> [WRITTEN TASK] The records below must be retyped exactly.

> [DATA PROVIDED]
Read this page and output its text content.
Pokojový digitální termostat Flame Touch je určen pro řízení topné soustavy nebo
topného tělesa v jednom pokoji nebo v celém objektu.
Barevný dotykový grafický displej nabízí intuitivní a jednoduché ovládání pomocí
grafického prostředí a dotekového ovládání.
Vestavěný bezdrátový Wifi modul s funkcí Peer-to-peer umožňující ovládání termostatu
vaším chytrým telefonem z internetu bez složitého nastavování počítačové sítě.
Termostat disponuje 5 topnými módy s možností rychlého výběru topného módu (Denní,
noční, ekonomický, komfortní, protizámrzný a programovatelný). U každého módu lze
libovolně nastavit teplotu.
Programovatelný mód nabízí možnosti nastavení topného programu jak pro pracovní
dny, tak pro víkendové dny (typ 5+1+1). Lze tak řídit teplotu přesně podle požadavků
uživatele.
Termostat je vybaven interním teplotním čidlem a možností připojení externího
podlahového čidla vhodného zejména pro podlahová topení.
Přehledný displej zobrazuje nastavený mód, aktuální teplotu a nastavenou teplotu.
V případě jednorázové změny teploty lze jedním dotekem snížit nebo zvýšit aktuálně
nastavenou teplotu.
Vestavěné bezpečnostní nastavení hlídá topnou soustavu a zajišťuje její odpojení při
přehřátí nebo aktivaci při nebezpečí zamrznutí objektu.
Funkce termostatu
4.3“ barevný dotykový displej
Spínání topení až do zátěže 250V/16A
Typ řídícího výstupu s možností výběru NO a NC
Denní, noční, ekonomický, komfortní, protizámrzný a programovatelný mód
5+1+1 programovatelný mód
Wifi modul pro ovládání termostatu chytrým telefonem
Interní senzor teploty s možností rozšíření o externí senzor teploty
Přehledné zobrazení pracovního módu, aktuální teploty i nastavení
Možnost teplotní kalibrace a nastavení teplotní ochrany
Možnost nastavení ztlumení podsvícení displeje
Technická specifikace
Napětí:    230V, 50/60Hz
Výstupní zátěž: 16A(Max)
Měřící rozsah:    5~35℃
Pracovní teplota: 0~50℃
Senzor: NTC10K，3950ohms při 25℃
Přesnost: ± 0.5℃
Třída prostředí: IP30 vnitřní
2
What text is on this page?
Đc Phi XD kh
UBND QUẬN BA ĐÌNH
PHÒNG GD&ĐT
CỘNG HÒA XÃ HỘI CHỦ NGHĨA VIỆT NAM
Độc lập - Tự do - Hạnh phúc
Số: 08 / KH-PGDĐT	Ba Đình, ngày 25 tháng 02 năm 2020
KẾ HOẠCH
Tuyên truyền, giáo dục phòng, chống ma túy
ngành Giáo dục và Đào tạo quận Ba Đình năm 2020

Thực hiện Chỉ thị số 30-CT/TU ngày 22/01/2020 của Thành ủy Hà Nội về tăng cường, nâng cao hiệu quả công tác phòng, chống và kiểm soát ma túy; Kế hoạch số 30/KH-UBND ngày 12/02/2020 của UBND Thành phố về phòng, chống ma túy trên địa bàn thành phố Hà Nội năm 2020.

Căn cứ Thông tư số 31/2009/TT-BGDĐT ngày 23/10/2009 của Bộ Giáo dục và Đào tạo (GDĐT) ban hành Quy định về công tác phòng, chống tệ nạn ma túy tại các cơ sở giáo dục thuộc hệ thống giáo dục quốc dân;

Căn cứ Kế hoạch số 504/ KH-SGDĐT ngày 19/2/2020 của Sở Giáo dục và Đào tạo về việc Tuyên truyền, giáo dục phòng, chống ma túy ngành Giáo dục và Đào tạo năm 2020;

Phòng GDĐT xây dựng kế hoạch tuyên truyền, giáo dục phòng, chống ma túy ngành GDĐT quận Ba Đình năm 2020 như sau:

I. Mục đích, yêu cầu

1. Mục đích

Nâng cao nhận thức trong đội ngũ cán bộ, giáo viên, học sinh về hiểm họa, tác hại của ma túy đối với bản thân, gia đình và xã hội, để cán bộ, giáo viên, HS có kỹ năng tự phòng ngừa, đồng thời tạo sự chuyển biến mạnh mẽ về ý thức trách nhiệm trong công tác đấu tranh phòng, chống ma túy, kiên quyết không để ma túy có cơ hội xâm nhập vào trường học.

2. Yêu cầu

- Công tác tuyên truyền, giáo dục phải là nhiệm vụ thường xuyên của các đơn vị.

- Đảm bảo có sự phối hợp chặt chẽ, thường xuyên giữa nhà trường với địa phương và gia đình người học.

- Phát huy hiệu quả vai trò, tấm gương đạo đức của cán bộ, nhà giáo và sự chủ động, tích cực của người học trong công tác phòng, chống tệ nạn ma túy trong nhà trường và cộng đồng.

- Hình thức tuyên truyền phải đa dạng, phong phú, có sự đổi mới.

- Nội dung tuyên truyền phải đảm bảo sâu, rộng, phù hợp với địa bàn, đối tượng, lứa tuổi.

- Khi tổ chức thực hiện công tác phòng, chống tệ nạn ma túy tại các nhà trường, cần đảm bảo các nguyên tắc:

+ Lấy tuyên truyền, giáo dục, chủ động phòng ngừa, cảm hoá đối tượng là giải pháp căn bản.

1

> [PROBLEM SOLUTION]
Read this page and output its text content.
Pokojový digitální termostat Flame Touch je určen pro řízení topné soustavy nebo
topného tělesa v jednom pokoji nebo v celém objektu.
Barevný dotykový grafický displej nabízí intuitivní a jednoduché ovládání pomocí
grafického prostředí a dotekového ovládání.
Vestavěný bezdrátový Wifi modul s funkcí Peer-to-peer umožňující ovládání termostatu
vaším chytrým telefonem z internetu bez složitého nastavování počítačové sítě.
Termostat disponuje 5 topnými módy s možností rychlého výběru topného módu (Denní,
noční, ekonomický, komfortní, protizámrzný a programovatelný). U každého módu lze
libovolně nastavit teplotu.
Programovatelný mód nabízí možnosti nastavení topného programu jak pro pracovní
dny, tak pro víkendové dny (typ 5+1+1). Lze tak řídit teplotu přesně podle požadavků
uživatele.
Termostat je vybaven interním teplotním čidlem a možností připojení externího
podlahového čidla vhodného zejména pro podlahová topení.
Přehledný displej zobrazuje nastavený mód, aktuální teplotu a nastavenou teplotu.
V případě jednorázové změny teploty lze jedním dotekem snížit nebo zvýšit aktuálně
nastavenou teplotu.
Vestavěné bezpečnostní nastavení hlídá topnou soustavu a zajišťuje její odpojení při
přehřátí nebo aktivaci při nebezpečí zamrznutí objektu.
Funkce termostatu
4.3“ barevný dotykový displej
Spínání topení až do zátěže 250V/16A
Typ řídícího výstupu s možností výběru NO a NC
Denní, noční, ekonomický, komfortní, protizámrzný a programovatelný mód
5+1+1 programovatelný mód
Wifi modul pro ovládání termostatu chytrým telefonem
Interní senzor teploty s možností rozšíření o externí senzor teploty
Přehledné zobrazení pracovního módu, aktuální teploty i nastavení
Možnost teplotní kalibrace a nastavení teplotní ochrany
Možnost nastavení ztlumení podsvícení displeje
Technická specifikace
Napětí:    230V, 50/60Hz
Výstupní zátěž: 16A(Max)
Měřící rozsah:    5~35℃
Pracovní teplota: 0~50℃
Senzor: NTC10K，3950ohms při 25℃
Přesnost: ± 0.5℃
Třída prostředí: IP30 vnitřní
2
What text is on this page?
Đc Phi XD kh
UBND QUẬN BA ĐÌNH
PHÒNG GD&ĐT
CỘNG HÒA XÃ HỘI CHỦ NGHĨA VIỆT NAM
Độc lập - Tự do - Hạnh phúc
Số: 08 / KH-PGDĐT	Ba Đình, ngày 25 tháng 02 năm 2020
KẾ HOẠCH
Tuyên truyền, giáo dục phòng, chống ma túy
ngành Giáo dục và Đào tạo quận Ba Đình năm 2020

Thực hiện Chỉ thị số 30-CT/TU ngày 22/01/2020 của Thành ủy Hà Nội về tăng cường, nâng cao hiệu quả công tác phòng, chống và kiểm soát ma túy; Kế hoạch số 30/KH-UBND ngày 12/02/2020 của UBND Thành phố về phòng, chống ma túy trên địa bàn thành phố Hà Nội năm 2020.

Căn cứ Thông tư số 31/2009/TT-BGDĐT ngày 23/10/2009 của Bộ Giáo dục và Đào tạo (GDĐT) ban hành Quy định về công tác phòng, chống tệ nạn ma túy tại các cơ sở giáo dục thuộc hệ thống giáo dục quốc dân;

Căn cứ Kế hoạch số 504/ KH-SGDĐT ngày 19/2/2020 của Sở Giáo dục và Đào tạo về việc Tuyên truyền, giáo dục phòng, chống ma túy ngành Giáo dục và Đào tạo năm 2020;

Phòng GDĐT xây dựng kế hoạch tuyên truyền, giáo dục phòng, chống ma túy ngành GDĐT quận Ba Đình năm 2020 như sau:

I. Mục đích, yêu cầu

1. Mục đích

Nâng cao nhận thức trong đội ngũ cán bộ, giáo viên, học sinh về hiểm họa, tác hại của ma túy đối với bản thân, gia đình và xã hội, để cán bộ, giáo viên, HS có kỹ năng tự phòng ngừa, đồng thời tạo sự chuyển biến mạnh mẽ về ý thức trách nhiệm trong công tác đấu tranh phòng, chống ma túy, kiên quyết không để ma túy có cơ hội xâm nhập vào trường học.

2. Yêu cầu

- Công tác tuyên truyền, giáo dục phải là nhiệm vụ thường xuyên của các đơn vị.

- Đảm bảo có sự phối hợp chặt chẽ, thường xuyên giữa nhà trường với địa phương và gia đình người học.

- Phát huy hiệu quả vai trò, tấm gương đạo đức của cán bộ, nhà giáo và sự chủ động, tích cực của người học trong công tác phòng, chống tệ nạn ma túy trong nhà trường và cộng đồng.

- Hình thức tuyên truyền phải đa dạng, phong phú, có sự đổi mới.

- Nội dung tuyên truyền phải đảm bảo sâu, rộng, phù hợp với địa bàn, đối tượng, lứa tuổi.

- Khi tổ chức thực hiện công tác phòng, chống tệ nạn ma túy tại các nhà trường, cần đảm bảo các nguyên tắc:

+ Lấy tuyên truyền, giáo dục, chủ động phòng ngừa, cảm hoá đối tượng là giải pháp căn bản.

1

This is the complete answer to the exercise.